● **WORK INSTRUCTIONS**:
Every record must be written out once more, with nothing added or omitted.

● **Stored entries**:

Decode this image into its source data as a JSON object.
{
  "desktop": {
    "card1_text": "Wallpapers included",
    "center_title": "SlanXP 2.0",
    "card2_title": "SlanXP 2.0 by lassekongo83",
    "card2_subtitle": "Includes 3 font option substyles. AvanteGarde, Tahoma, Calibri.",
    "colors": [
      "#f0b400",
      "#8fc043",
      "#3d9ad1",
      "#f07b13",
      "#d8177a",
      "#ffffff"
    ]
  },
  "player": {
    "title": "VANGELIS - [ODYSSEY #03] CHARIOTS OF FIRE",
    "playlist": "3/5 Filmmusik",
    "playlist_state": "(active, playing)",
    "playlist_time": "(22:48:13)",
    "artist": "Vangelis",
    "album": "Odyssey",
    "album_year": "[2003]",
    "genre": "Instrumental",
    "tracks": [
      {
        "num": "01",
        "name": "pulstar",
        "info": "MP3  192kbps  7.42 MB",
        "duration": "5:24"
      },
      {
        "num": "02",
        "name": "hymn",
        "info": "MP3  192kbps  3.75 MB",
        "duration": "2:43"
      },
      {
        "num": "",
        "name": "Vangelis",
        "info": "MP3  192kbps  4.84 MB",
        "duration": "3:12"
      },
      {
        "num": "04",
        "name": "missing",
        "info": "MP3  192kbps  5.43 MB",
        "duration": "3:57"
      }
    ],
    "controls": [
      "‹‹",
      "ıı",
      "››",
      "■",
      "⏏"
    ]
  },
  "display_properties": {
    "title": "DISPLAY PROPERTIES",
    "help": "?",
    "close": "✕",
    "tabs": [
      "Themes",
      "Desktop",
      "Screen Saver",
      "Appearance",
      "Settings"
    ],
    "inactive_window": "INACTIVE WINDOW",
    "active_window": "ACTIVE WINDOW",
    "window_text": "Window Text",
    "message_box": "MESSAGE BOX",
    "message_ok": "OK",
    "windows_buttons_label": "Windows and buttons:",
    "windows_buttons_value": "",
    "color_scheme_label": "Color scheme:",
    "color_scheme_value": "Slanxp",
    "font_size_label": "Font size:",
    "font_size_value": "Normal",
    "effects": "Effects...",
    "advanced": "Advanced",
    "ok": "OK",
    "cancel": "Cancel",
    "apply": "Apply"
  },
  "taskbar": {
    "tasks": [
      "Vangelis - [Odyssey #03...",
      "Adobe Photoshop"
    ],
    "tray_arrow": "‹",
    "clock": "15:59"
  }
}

● **RESULT OF THE TASK**:
Decode this image into its source data as a JSON object.
{
  "desktop": {
    "card1_text": "Wallpapers included",
    "center_title": "SlanXP 2.0",
    "card2_title": "SlanXP 2.0 by lassekongo83",
    "card2_subtitle": "Includes 3 font option substyles. AvanteGarde, Tahoma, Calibri.",
    "colors": [
      "#f0b400",
      "#8fc043",
      "#3d9ad1",
      "#f07b13",
      "#d8177a",
      "#ffffff"
    ]
  },
  "player": {
    "title": "VANGELIS - [ODYSSEY #03] CHARIOTS OF FIRE",
    "playlist": "3/5 Filmmusik",
    "playlist_state": "(active, playing)",
    "playlist_time": "(22:48:13)",
    "artist": "Vangelis",
    "album": "Odyssey",
    "album_year": "[2003]",
    "genre": "Instrumental",
    "tracks": [
      {
        "num": "01",
        "name": "pulstar",
        "info": "MP3  192kbps  7.42 MB",
        "duration": "5:24"
      },
      {
        "num": "02",
        "name": "hymn",
        "info": "MP3  192kbps  3.75 MB",
        "duration": "2:43"
      },
      {
        "num": "",
        "name": "Vangelis",
        "info": "MP3  192kbps  4.84 MB",
        "duration": "3:12"
      },
      {
        "num": "04",
        "name": "missing",
        "info": "MP3  192kbps  5.43 MB",
        "duration": "3:57"
      }
    ],
    "controls": [
      "‹‹",
      "ıı",
      "››",
      "■",
      "⏏"
    ]
  },
  "display_properties": {
    "title": "DISPLAY PROPERTIES",
    "help": "?",
    "close": "✕",
    "tabs": [
      "Themes",
      "Desktop",
      "Screen Saver",
      "Appearance",
      "Settings"
    ],
    "inactive_window": "INACTIVE WINDOW",
    "active_window": "ACTIVE WINDOW",
    "window_text": "Window Text",
    "message_box": "MESSAGE BOX",
    "message_ok": "OK",
    "windows_buttons_label": "Windows and buttons:",
    "windows_buttons_value": "",
    "color_scheme_label": "Color scheme:",
    "color_scheme_value": "Slanxp",
    "font_size_label": "Font size:",
    "font_size_value": "Normal",
    "effects": "Effects...",
    "advanced": "Advanced",
    "ok": "OK",
    "cancel": "Cancel",
    "apply": "Apply"
  },
  "taskbar": {
    "tasks": [
      "Vangelis - [Odyssey #03...",
      "Adobe Photoshop"
    ],
    "tray_arrow": "‹",
    "clock": "15:59"
  }
}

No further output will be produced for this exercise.